What you are asked to do: Omit all pictures. Copy the rest of the material exactly.

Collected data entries
====
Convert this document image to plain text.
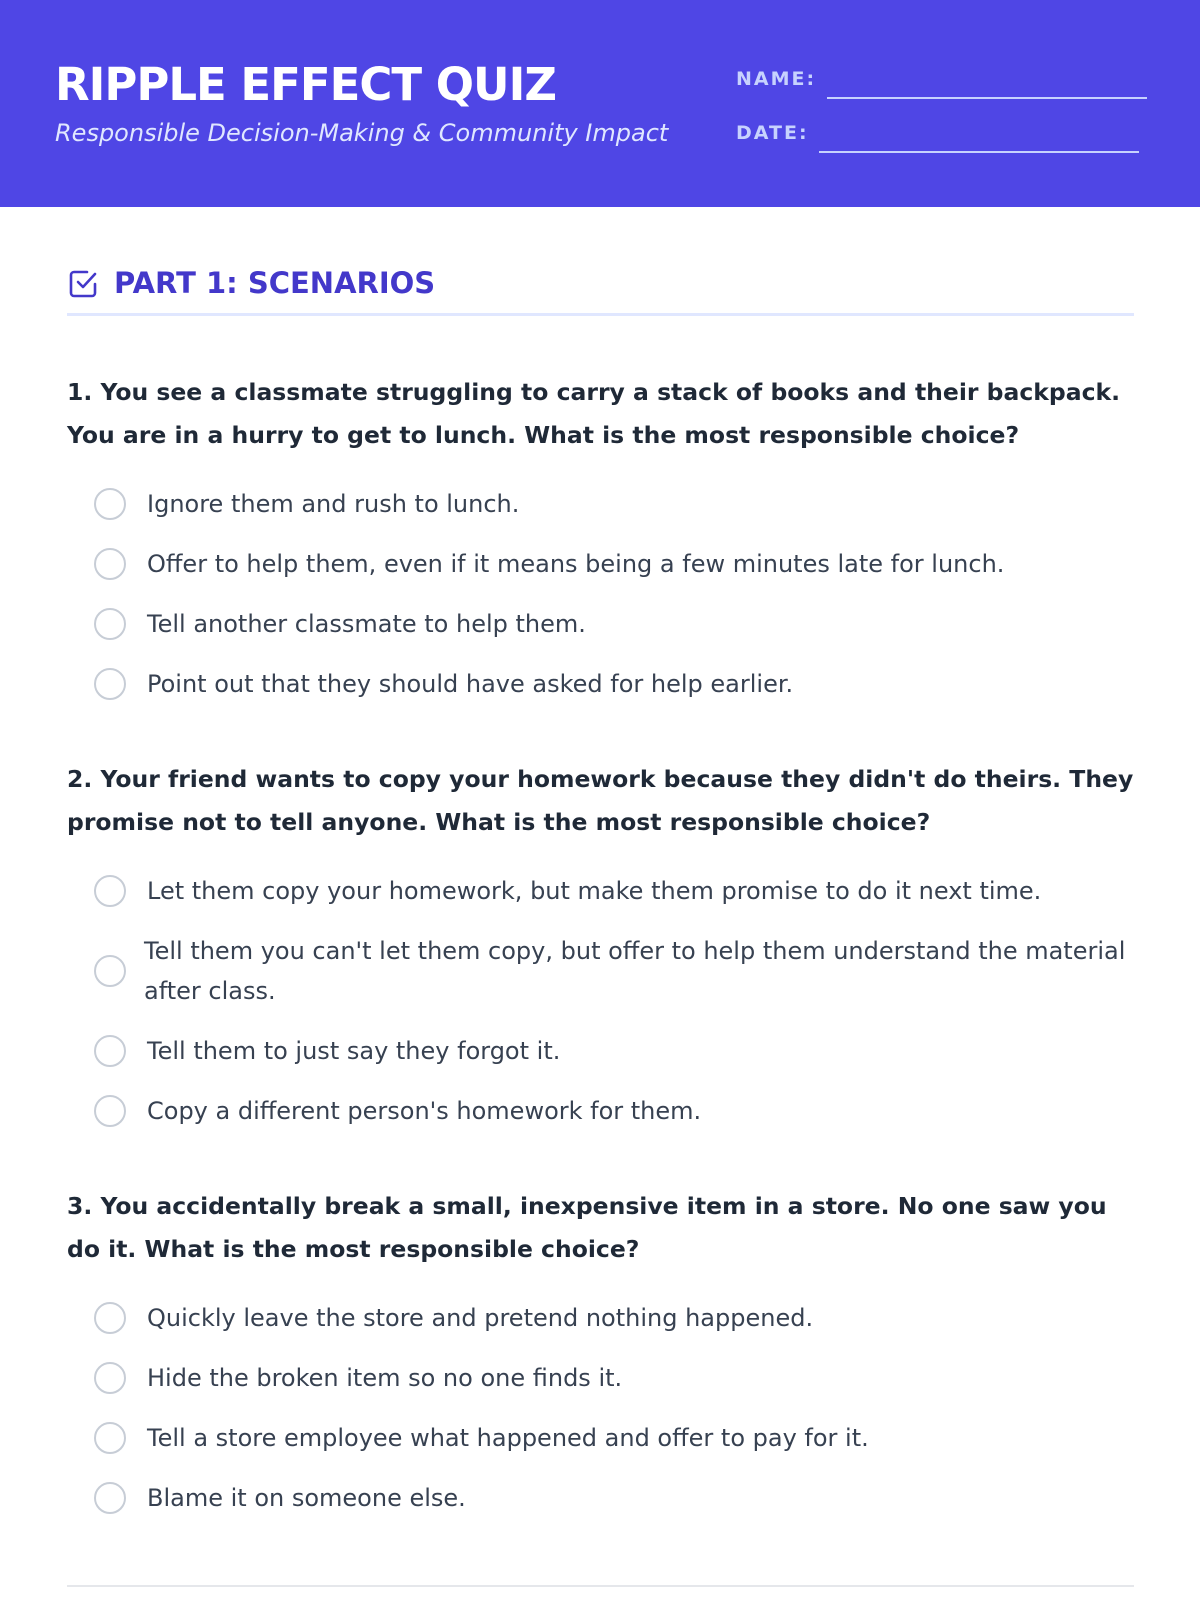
RIPPLE EFFECT QUIZ
Responsible Decision-Making & Community Impact
NAME:
DATE:
PART 1: SCENARIOS
1. You see a classmate struggling to carry a stack of books and their backpack. You are in a hurry to get to lunch. What is the most responsible choice?
Ignore them and rush to lunch.
Offer to help them, even if it means being a few minutes late for lunch.
Tell another classmate to help them.
Point out that they should have asked for help earlier.
2. Your friend wants to copy your homework because they didn't do theirs. They promise not to tell anyone. What is the most responsible choice?
Let them copy your homework, but make them promise to do it next time.
Tell them you can't let them copy, but offer to help them understand the material after class.
Tell them to just say they forgot it.
Copy a different person's homework for them.
3. You accidentally break a small, inexpensive item in a store. No one saw you do it. What is the most responsible choice?
Quickly leave the store and pretend nothing happened.
Hide the broken item so no one finds it.
Tell a store employee what happened and offer to pay for it.
Blame it on someone else.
====
The reply:
Convert this document image to plain text.
RIPPLE EFFECT QUIZ
Responsible Decision-Making & Community Impact
NAME:
DATE:
PART 1: SCENARIOS
1. You see a classmate struggling to carry a stack of books and their backpack. You are in a hurry to get to lunch. What is the most responsible choice?
Ignore them and rush to lunch.
Offer to help them, even if it means being a few minutes late for lunch.
Tell another classmate to help them.
Point out that they should have asked for help earlier.
2. Your friend wants to copy your homework because they didn't do theirs. They promise not to tell anyone. What is the most responsible choice?
Let them copy your homework, but make them promise to do it next time.
Tell them you can't let them copy, but offer to help them understand the material after class.
Tell them to just say they forgot it.
Copy a different person's homework for them.
3. You accidentally break a small, inexpensive item in a store. No one saw you do it. What is the most responsible choice?
Quickly leave the store and pretend nothing happened.
Hide the broken item so no one finds it.
Tell a store employee what happened and offer to pay for it.
Blame it on someone else.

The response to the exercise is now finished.